• Your goal
From the entries below, gather every line containing the string "image".

• Entries supplied
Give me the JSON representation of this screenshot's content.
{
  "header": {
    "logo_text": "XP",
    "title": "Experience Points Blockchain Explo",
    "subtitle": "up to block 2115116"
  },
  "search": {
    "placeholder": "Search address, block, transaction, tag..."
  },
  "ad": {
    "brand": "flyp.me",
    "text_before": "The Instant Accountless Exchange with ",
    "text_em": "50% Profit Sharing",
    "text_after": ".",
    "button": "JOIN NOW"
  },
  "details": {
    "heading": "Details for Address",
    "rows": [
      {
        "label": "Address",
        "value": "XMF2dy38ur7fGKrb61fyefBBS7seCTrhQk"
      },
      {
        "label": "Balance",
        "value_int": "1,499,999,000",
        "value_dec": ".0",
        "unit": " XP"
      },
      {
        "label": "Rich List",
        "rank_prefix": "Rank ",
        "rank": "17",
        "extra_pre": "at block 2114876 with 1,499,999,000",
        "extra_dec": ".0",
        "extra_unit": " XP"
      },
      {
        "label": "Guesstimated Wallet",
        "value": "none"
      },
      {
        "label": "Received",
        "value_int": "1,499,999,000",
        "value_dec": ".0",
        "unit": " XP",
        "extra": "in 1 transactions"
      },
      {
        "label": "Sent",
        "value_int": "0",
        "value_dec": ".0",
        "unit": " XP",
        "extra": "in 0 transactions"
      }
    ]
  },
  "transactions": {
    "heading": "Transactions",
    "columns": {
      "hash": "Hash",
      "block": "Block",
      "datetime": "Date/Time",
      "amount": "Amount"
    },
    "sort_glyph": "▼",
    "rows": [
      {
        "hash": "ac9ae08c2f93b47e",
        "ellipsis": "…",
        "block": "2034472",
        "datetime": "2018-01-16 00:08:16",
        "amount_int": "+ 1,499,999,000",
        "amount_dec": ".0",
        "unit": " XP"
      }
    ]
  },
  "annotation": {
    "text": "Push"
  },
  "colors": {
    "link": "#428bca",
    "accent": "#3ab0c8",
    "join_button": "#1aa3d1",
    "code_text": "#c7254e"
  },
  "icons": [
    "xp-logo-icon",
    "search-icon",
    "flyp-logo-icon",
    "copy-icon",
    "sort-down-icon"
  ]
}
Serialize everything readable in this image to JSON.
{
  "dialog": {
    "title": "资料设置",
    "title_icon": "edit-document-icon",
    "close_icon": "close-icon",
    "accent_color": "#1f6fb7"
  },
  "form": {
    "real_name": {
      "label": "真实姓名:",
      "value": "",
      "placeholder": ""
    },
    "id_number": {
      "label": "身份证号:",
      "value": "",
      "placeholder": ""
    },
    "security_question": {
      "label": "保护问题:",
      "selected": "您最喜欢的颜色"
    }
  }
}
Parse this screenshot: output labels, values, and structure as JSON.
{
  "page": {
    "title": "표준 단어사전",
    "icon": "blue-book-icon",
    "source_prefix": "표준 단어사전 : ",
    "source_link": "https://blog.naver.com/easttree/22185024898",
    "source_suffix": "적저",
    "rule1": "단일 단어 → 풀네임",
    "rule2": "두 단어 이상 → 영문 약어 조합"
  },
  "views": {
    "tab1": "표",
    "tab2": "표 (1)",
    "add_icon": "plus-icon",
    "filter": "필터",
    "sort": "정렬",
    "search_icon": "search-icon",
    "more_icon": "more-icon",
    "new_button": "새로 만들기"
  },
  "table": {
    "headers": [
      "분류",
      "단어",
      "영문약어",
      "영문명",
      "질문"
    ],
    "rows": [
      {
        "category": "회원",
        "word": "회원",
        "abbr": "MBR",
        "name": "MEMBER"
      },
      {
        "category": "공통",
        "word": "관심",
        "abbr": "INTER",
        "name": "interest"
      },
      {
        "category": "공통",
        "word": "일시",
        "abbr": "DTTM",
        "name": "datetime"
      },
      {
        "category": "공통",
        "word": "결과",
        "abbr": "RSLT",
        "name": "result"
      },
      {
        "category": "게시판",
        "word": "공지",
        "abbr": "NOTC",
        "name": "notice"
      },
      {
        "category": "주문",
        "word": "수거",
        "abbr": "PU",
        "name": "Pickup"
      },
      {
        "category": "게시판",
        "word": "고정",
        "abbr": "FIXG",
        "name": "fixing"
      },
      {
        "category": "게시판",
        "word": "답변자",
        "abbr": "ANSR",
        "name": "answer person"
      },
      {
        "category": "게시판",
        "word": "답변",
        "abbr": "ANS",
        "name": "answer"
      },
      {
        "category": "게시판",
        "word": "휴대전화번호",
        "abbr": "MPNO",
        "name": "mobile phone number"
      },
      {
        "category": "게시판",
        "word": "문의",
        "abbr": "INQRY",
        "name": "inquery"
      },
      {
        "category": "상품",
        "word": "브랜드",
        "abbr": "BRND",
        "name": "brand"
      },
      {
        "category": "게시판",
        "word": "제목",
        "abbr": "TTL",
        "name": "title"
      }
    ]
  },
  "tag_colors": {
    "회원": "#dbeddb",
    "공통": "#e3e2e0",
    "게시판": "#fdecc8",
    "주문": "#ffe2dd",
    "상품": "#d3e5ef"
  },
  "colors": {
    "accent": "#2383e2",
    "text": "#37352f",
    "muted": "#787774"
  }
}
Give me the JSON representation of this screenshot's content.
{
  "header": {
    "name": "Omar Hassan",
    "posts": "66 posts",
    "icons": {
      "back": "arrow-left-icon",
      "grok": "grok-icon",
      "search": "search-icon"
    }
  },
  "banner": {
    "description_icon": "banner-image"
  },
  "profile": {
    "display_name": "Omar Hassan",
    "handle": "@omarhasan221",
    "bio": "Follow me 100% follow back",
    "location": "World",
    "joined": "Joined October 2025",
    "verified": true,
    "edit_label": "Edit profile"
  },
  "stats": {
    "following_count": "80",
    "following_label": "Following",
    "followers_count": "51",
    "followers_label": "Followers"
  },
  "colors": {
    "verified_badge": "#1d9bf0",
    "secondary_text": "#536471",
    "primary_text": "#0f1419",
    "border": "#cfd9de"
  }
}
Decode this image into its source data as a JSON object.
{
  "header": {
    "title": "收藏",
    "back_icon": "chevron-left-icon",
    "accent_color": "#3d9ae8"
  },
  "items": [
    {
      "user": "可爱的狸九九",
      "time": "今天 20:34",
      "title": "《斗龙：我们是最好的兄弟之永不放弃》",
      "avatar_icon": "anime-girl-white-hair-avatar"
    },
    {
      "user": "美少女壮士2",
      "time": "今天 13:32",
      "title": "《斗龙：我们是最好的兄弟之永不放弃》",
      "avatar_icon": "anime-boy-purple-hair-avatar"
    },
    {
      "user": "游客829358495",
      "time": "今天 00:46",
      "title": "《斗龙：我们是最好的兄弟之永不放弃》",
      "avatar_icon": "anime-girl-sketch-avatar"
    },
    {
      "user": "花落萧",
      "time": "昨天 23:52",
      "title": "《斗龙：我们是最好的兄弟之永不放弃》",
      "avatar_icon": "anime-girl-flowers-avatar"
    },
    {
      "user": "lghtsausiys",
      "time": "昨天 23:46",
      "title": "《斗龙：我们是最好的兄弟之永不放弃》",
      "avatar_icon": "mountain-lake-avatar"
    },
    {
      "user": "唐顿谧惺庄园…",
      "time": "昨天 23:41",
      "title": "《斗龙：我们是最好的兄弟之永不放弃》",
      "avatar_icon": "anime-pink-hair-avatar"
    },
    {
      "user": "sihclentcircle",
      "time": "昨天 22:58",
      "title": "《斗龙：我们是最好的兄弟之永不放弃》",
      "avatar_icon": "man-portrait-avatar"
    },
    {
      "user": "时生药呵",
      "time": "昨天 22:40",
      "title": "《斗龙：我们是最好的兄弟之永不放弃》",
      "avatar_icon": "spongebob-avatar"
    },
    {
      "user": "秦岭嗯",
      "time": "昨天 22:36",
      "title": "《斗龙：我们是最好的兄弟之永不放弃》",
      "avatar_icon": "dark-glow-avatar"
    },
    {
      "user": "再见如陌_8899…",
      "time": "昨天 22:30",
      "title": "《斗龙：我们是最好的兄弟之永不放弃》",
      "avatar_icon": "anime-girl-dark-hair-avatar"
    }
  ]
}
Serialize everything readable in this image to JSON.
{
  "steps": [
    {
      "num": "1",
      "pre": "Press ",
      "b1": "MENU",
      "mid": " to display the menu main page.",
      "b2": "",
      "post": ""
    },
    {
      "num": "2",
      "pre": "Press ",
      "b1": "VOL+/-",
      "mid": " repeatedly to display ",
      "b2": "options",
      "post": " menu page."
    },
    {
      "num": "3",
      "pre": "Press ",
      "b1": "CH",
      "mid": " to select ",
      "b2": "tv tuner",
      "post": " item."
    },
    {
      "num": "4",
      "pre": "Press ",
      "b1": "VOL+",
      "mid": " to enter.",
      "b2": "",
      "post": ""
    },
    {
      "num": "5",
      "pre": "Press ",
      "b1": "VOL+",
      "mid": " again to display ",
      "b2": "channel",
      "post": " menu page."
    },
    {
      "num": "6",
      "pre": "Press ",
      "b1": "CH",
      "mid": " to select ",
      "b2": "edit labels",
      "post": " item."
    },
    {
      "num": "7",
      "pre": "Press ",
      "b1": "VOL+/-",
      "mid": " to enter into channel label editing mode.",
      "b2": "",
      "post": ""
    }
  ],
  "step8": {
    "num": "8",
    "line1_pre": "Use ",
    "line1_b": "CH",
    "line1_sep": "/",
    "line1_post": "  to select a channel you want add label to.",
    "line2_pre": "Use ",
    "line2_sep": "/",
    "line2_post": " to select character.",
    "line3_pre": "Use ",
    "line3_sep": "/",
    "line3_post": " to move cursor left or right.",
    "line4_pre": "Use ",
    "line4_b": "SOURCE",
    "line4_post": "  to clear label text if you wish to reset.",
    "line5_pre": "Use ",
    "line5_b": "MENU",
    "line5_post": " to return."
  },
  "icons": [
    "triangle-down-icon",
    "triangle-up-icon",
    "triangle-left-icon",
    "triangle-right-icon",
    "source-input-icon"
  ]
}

• Written reply
Serialize everything readable in this image to JSON.
    "description_icon": "banner-image"
Decode this image into its source data as a JSON object.
Serialize everything readable in this image to JSON.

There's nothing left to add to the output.